● Direction:
Restate exactly the lines below, from the one containing "Read all visible content and emit it as JSON." through the final line, and leave out the pictures.

● Working data:
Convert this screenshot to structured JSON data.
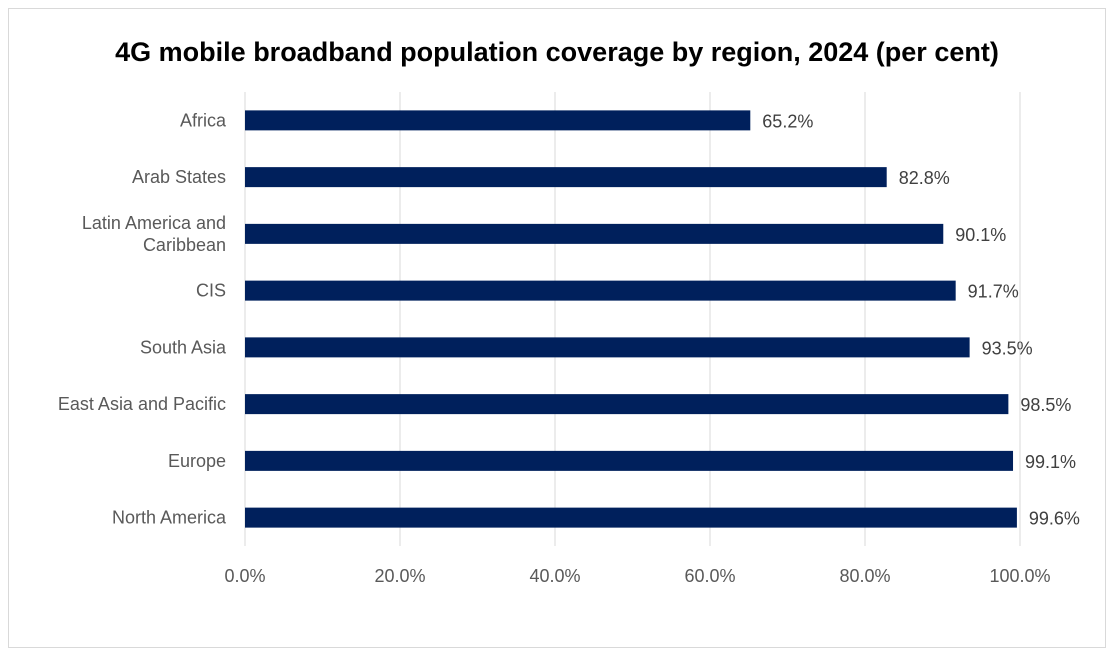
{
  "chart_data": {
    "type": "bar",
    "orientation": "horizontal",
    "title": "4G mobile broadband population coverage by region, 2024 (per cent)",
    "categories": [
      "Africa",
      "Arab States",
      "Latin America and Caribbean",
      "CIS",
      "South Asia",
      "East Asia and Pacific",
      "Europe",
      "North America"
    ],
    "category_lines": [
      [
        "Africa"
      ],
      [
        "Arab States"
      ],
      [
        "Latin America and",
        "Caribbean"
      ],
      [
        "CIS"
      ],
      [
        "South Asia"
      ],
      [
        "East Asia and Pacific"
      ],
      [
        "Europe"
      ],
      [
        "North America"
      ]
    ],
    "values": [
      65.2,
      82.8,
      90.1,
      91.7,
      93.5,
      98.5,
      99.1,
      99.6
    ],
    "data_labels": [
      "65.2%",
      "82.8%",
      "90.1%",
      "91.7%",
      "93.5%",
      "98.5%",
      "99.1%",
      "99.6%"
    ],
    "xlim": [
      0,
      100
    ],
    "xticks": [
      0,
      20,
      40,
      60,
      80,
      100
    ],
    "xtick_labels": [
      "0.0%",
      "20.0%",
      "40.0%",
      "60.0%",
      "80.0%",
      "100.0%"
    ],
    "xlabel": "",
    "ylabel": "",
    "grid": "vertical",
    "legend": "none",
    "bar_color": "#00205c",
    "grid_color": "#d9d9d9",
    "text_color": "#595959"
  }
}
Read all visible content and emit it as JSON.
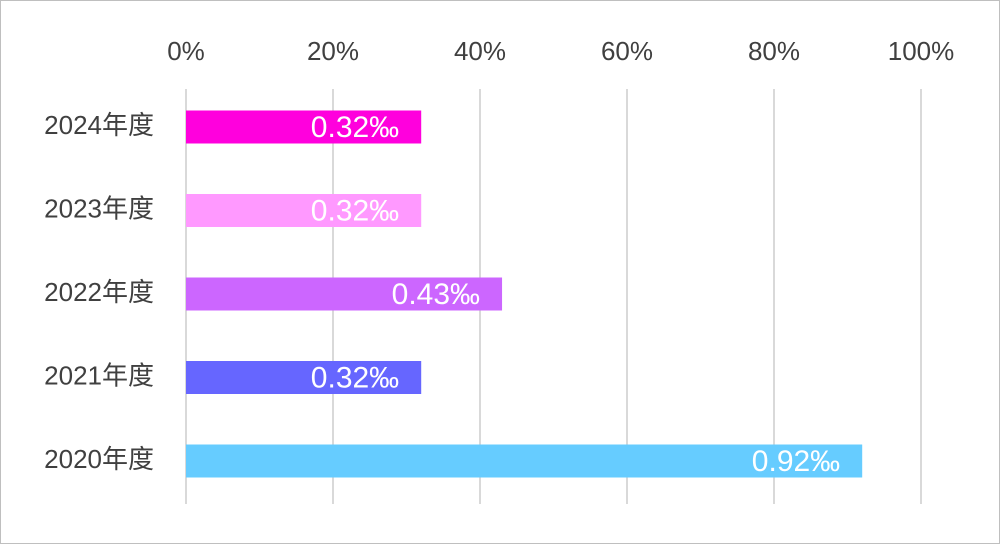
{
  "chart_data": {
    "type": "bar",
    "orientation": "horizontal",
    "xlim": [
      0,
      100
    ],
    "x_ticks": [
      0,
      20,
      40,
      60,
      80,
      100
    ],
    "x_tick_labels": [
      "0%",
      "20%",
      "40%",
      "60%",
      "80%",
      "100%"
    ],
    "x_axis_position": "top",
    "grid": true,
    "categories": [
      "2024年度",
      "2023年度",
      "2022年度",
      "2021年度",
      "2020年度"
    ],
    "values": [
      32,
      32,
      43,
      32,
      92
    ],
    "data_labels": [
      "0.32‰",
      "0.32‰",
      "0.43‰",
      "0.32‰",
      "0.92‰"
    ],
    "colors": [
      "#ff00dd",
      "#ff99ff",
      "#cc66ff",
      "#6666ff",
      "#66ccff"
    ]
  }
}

● Exercise output:
Read all visible content and emit it as JSON.
{
  "chart_data": {
    "type": "bar",
    "orientation": "horizontal",
    "xlim": [
      0,
      100
    ],
    "x_ticks": [
      0,
      20,
      40,
      60,
      80,
      100
    ],
    "x_tick_labels": [
      "0%",
      "20%",
      "40%",
      "60%",
      "80%",
      "100%"
    ],
    "x_axis_position": "top",
    "grid": true,
    "categories": [
      "2024年度",
      "2023年度",
      "2022年度",
      "2021年度",
      "2020年度"
    ],
    "values": [
      32,
      32,
      43,
      32,
      92
    ],
    "data_labels": [
      "0.32‰",
      "0.32‰",
      "0.43‰",
      "0.32‰",
      "0.92‰"
    ],
    "colors": [
      "#ff00dd",
      "#ff99ff",
      "#cc66ff",
      "#6666ff",
      "#66ccff"
    ]
  }
}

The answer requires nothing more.